— Task to complete —
Return the lines below that carry the word "advies".

Items from a dataset
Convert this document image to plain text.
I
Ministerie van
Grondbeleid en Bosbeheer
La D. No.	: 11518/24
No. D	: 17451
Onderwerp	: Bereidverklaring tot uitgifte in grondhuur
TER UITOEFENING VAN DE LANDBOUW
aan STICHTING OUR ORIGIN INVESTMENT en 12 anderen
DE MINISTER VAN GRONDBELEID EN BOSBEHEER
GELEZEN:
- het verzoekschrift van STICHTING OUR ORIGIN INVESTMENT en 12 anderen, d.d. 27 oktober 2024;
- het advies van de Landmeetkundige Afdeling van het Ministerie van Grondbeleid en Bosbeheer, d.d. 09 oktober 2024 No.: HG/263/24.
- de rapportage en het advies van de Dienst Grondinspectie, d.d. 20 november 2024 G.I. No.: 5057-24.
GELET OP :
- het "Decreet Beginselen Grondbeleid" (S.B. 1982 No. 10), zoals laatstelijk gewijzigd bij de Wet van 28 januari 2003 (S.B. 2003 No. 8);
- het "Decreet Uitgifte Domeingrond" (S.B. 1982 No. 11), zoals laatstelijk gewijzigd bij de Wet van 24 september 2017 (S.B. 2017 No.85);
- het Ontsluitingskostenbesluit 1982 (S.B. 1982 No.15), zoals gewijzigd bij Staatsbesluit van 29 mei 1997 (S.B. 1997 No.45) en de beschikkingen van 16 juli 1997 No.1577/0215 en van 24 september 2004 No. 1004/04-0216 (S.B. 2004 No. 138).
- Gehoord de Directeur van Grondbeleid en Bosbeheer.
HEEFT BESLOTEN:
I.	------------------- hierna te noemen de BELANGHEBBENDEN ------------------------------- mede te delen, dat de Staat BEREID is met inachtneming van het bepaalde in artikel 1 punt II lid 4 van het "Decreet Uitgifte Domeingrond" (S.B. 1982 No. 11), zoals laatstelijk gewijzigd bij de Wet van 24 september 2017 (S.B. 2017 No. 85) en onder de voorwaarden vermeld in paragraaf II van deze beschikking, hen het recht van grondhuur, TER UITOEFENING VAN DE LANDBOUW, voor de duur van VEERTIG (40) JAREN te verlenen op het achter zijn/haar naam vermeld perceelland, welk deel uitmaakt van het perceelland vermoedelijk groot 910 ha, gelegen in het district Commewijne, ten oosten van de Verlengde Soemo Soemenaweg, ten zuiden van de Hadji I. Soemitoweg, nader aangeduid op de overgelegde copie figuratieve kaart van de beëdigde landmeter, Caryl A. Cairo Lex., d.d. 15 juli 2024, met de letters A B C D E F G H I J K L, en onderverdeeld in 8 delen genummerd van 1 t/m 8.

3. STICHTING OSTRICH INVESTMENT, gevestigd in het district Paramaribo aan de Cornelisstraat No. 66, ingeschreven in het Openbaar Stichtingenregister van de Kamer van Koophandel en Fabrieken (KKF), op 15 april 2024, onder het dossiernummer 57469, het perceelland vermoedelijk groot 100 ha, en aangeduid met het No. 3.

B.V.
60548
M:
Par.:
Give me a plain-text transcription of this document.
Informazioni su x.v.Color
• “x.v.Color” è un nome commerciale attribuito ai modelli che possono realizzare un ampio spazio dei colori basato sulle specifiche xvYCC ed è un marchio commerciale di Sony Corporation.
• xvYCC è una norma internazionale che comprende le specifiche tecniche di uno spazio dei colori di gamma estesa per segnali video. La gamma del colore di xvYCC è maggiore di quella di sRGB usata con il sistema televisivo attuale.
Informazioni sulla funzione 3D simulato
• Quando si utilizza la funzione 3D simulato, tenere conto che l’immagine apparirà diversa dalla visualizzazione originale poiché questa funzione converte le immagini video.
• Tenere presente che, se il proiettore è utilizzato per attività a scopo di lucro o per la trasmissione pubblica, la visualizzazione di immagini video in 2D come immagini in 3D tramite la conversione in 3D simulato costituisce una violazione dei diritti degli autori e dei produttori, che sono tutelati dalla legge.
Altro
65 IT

— Output for this task —
- het advies van de Landmeetkundige Afdeling van het Ministerie van Grondbeleid en Bosbeheer, d.d. 09 oktober 2024 No.: HG/263/24.
- de rapportage en het advies van de Dienst Grondinspectie, d.d. 20 november 2024 G.I. No.: 5057-24.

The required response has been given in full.